PROBLEM TO WORK ON: Copy each line below without leaving any out.

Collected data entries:
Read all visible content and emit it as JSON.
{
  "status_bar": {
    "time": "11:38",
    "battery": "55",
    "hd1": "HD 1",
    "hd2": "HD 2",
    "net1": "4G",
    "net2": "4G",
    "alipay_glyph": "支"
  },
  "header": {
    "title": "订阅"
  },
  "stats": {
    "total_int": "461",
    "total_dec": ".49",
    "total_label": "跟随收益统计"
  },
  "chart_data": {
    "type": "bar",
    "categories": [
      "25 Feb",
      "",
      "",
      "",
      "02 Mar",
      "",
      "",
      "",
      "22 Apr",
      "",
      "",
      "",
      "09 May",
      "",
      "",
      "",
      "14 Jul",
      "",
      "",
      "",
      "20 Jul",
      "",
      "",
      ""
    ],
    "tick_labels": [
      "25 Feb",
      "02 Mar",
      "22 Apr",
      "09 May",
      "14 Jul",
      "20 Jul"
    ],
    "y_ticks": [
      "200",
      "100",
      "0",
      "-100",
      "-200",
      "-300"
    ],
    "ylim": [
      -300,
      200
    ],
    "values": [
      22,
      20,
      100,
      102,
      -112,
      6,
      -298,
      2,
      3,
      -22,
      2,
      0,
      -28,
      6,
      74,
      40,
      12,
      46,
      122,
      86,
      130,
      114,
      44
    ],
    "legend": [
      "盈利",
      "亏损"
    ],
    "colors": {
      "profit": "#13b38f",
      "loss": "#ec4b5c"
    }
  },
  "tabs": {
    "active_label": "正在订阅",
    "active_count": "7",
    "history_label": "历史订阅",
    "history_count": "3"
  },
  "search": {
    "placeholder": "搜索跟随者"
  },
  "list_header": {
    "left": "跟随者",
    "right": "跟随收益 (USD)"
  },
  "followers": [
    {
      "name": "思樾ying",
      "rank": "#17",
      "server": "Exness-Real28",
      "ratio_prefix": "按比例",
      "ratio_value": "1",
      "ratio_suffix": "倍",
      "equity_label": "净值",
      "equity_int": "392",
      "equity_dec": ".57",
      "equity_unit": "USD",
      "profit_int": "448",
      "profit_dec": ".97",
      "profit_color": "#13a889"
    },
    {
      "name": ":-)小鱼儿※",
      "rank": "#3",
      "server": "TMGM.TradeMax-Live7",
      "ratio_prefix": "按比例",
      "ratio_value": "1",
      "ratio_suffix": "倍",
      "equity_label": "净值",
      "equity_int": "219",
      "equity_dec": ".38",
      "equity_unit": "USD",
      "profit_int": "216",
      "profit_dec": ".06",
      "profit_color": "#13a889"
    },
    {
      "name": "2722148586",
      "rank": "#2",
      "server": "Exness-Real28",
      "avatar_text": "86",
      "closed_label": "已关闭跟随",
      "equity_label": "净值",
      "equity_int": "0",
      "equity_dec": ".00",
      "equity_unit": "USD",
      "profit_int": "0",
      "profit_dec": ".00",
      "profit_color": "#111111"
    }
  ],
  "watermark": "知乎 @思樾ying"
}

ANSWER BELOW:
Read all visible content and emit it as JSON.
{
  "status_bar": {
    "time": "11:38",
    "battery": "55",
    "hd1": "HD 1",
    "hd2": "HD 2",
    "net1": "4G",
    "net2": "4G",
    "alipay_glyph": "支"
  },
  "header": {
    "title": "订阅"
  },
  "stats": {
    "total_int": "461",
    "total_dec": ".49",
    "total_label": "跟随收益统计"
  },
  "chart_data": {
    "type": "bar",
    "categories": [
      "25 Feb",
      "",
      "",
      "",
      "02 Mar",
      "",
      "",
      "",
      "22 Apr",
      "",
      "",
      "",
      "09 May",
      "",
      "",
      "",
      "14 Jul",
      "",
      "",
      "",
      "20 Jul",
      "",
      "",
      ""
    ],
    "tick_labels": [
      "25 Feb",
      "02 Mar",
      "22 Apr",
      "09 May",
      "14 Jul",
      "20 Jul"
    ],
    "y_ticks": [
      "200",
      "100",
      "0",
      "-100",
      "-200",
      "-300"
    ],
    "ylim": [
      -300,
      200
    ],
    "values": [
      22,
      20,
      100,
      102,
      -112,
      6,
      -298,
      2,
      3,
      -22,
      2,
      0,
      -28,
      6,
      74,
      40,
      12,
      46,
      122,
      86,
      130,
      114,
      44
    ],
    "legend": [
      "盈利",
      "亏损"
    ],
    "colors": {
      "profit": "#13b38f",
      "loss": "#ec4b5c"
    }
  },
  "tabs": {
    "active_label": "正在订阅",
    "active_count": "7",
    "history_label": "历史订阅",
    "history_count": "3"
  },
  "search": {
    "placeholder": "搜索跟随者"
  },
  "list_header": {
    "left": "跟随者",
    "right": "跟随收益 (USD)"
  },
  "followers": [
    {
      "name": "思樾ying",
      "rank": "#17",
      "server": "Exness-Real28",
      "ratio_prefix": "按比例",
      "ratio_value": "1",
      "ratio_suffix": "倍",
      "equity_label": "净值",
      "equity_int": "392",
      "equity_dec": ".57",
      "equity_unit": "USD",
      "profit_int": "448",
      "profit_dec": ".97",
      "profit_color": "#13a889"
    },
    {
      "name": ":-)小鱼儿※",
      "rank": "#3",
      "server": "TMGM.TradeMax-Live7",
      "ratio_prefix": "按比例",
      "ratio_value": "1",
      "ratio_suffix": "倍",
      "equity_label": "净值",
      "equity_int": "219",
      "equity_dec": ".38",
      "equity_unit": "USD",
      "profit_int": "216",
      "profit_dec": ".06",
      "profit_color": "#13a889"
    },
    {
      "name": "2722148586",
      "rank": "#2",
      "server": "Exness-Real28",
      "avatar_text": "86",
      "closed_label": "已关闭跟随",
      "equity_label": "净值",
      "equity_int": "0",
      "equity_dec": ".00",
      "equity_unit": "USD",
      "profit_int": "0",
      "profit_dec": ".00",
      "profit_color": "#111111"
    }
  ],
  "watermark": "知乎 @思樾ying"
}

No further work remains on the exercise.